## Goal:
Write out the complete material exactly as it stands.

## Extracted material:
*****

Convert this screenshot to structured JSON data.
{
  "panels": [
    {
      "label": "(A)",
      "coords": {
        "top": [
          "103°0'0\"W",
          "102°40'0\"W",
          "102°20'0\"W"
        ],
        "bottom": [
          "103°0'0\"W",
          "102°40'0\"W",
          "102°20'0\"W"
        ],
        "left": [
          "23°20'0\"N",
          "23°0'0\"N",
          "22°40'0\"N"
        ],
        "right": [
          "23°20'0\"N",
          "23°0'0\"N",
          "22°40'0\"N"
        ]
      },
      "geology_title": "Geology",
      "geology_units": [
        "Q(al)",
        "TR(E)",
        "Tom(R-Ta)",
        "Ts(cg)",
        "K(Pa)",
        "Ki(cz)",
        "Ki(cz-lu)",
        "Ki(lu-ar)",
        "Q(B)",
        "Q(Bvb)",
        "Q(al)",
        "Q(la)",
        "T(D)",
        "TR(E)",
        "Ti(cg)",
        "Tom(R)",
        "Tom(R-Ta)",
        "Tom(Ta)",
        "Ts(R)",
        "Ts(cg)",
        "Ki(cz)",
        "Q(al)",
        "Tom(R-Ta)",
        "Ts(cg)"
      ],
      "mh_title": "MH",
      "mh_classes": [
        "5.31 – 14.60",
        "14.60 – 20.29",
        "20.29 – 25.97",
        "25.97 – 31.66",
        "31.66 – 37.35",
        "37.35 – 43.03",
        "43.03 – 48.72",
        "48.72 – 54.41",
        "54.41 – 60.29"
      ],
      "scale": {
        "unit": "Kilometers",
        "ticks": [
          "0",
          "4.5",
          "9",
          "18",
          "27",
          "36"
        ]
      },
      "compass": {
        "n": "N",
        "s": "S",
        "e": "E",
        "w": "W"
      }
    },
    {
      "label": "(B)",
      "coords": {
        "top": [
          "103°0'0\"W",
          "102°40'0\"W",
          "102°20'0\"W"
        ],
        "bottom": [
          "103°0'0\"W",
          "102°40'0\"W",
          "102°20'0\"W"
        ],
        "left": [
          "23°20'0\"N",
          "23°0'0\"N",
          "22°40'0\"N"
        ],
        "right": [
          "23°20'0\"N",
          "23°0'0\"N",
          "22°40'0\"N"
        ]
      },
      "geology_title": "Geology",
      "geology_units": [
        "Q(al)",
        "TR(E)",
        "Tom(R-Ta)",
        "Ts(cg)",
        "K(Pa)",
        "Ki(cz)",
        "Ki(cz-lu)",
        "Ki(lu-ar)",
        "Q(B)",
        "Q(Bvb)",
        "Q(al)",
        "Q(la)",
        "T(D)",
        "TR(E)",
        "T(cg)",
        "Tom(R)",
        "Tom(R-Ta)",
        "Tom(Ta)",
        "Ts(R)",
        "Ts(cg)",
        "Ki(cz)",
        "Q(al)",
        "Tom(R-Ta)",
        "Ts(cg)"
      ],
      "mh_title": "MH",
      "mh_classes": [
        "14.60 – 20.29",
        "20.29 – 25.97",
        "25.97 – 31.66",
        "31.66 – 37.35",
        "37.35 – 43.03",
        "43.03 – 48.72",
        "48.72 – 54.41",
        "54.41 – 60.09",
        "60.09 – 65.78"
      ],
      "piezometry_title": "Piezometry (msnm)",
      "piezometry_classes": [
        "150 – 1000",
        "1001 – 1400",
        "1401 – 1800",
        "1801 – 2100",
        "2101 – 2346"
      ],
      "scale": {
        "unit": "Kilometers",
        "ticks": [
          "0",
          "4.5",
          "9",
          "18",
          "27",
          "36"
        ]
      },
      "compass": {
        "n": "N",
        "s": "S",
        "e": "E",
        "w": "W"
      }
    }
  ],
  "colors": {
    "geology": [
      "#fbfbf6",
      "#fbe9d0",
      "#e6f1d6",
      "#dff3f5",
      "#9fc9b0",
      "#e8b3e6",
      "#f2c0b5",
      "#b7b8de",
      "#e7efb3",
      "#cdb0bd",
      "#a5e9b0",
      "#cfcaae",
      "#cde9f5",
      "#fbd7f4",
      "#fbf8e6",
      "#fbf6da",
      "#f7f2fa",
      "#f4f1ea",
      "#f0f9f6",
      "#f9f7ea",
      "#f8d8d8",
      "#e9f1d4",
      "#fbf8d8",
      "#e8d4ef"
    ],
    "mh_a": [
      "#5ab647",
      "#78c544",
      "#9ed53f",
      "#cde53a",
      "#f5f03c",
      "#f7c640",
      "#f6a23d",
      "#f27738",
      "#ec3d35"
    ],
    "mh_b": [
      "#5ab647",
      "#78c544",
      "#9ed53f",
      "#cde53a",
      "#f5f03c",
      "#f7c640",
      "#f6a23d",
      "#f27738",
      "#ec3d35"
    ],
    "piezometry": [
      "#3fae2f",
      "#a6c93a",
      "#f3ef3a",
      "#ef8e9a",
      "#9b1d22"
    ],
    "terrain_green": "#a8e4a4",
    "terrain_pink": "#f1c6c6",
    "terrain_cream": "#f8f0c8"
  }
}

*****

## Task response:
Convert this screenshot to structured JSON data.
{
  "panels": [
    {
      "label": "(A)",
      "coords": {
        "top": [
          "103°0'0\"W",
          "102°40'0\"W",
          "102°20'0\"W"
        ],
        "bottom": [
          "103°0'0\"W",
          "102°40'0\"W",
          "102°20'0\"W"
        ],
        "left": [
          "23°20'0\"N",
          "23°0'0\"N",
          "22°40'0\"N"
        ],
        "right": [
          "23°20'0\"N",
          "23°0'0\"N",
          "22°40'0\"N"
        ]
      },
      "geology_title": "Geology",
      "geology_units": [
        "Q(al)",
        "TR(E)",
        "Tom(R-Ta)",
        "Ts(cg)",
        "K(Pa)",
        "Ki(cz)",
        "Ki(cz-lu)",
        "Ki(lu-ar)",
        "Q(B)",
        "Q(Bvb)",
        "Q(al)",
        "Q(la)",
        "T(D)",
        "TR(E)",
        "Ti(cg)",
        "Tom(R)",
        "Tom(R-Ta)",
        "Tom(Ta)",
        "Ts(R)",
        "Ts(cg)",
        "Ki(cz)",
        "Q(al)",
        "Tom(R-Ta)",
        "Ts(cg)"
      ],
      "mh_title": "MH",
      "mh_classes": [
        "5.31 – 14.60",
        "14.60 – 20.29",
        "20.29 – 25.97",
        "25.97 – 31.66",
        "31.66 – 37.35",
        "37.35 – 43.03",
        "43.03 – 48.72",
        "48.72 – 54.41",
        "54.41 – 60.29"
      ],
      "scale": {
        "unit": "Kilometers",
        "ticks": [
          "0",
          "4.5",
          "9",
          "18",
          "27",
          "36"
        ]
      },
      "compass": {
        "n": "N",
        "s": "S",
        "e": "E",
        "w": "W"
      }
    },
    {
      "label": "(B)",
      "coords": {
        "top": [
          "103°0'0\"W",
          "102°40'0\"W",
          "102°20'0\"W"
        ],
        "bottom": [
          "103°0'0\"W",
          "102°40'0\"W",
          "102°20'0\"W"
        ],
        "left": [
          "23°20'0\"N",
          "23°0'0\"N",
          "22°40'0\"N"
        ],
        "right": [
          "23°20'0\"N",
          "23°0'0\"N",
          "22°40'0\"N"
        ]
      },
      "geology_title": "Geology",
      "geology_units": [
        "Q(al)",
        "TR(E)",
        "Tom(R-Ta)",
        "Ts(cg)",
        "K(Pa)",
        "Ki(cz)",
        "Ki(cz-lu)",
        "Ki(lu-ar)",
        "Q(B)",
        "Q(Bvb)",
        "Q(al)",
        "Q(la)",
        "T(D)",
        "TR(E)",
        "T(cg)",
        "Tom(R)",
        "Tom(R-Ta)",
        "Tom(Ta)",
        "Ts(R)",
        "Ts(cg)",
        "Ki(cz)",
        "Q(al)",
        "Tom(R-Ta)",
        "Ts(cg)"
      ],
      "mh_title": "MH",
      "mh_classes": [
        "14.60 – 20.29",
        "20.29 – 25.97",
        "25.97 – 31.66",
        "31.66 – 37.35",
        "37.35 – 43.03",
        "43.03 – 48.72",
        "48.72 – 54.41",
        "54.41 – 60.09",
        "60.09 – 65.78"
      ],
      "piezometry_title": "Piezometry (msnm)",
      "piezometry_classes": [
        "150 – 1000",
        "1001 – 1400",
        "1401 – 1800",
        "1801 – 2100",
        "2101 – 2346"
      ],
      "scale": {
        "unit": "Kilometers",
        "ticks": [
          "0",
          "4.5",
          "9",
          "18",
          "27",
          "36"
        ]
      },
      "compass": {
        "n": "N",
        "s": "S",
        "e": "E",
        "w": "W"
      }
    }
  ],
  "colors": {
    "geology": [
      "#fbfbf6",
      "#fbe9d0",
      "#e6f1d6",
      "#dff3f5",
      "#9fc9b0",
      "#e8b3e6",
      "#f2c0b5",
      "#b7b8de",
      "#e7efb3",
      "#cdb0bd",
      "#a5e9b0",
      "#cfcaae",
      "#cde9f5",
      "#fbd7f4",
      "#fbf8e6",
      "#fbf6da",
      "#f7f2fa",
      "#f4f1ea",
      "#f0f9f6",
      "#f9f7ea",
      "#f8d8d8",
      "#e9f1d4",
      "#fbf8d8",
      "#e8d4ef"
    ],
    "mh_a": [
      "#5ab647",
      "#78c544",
      "#9ed53f",
      "#cde53a",
      "#f5f03c",
      "#f7c640",
      "#f6a23d",
      "#f27738",
      "#ec3d35"
    ],
    "mh_b": [
      "#5ab647",
      "#78c544",
      "#9ed53f",
      "#cde53a",
      "#f5f03c",
      "#f7c640",
      "#f6a23d",
      "#f27738",
      "#ec3d35"
    ],
    "piezometry": [
      "#3fae2f",
      "#a6c93a",
      "#f3ef3a",
      "#ef8e9a",
      "#9b1d22"
    ],
    "terrain_green": "#a8e4a4",
    "terrain_pink": "#f1c6c6",
    "terrain_cream": "#f8f0c8"
  }
}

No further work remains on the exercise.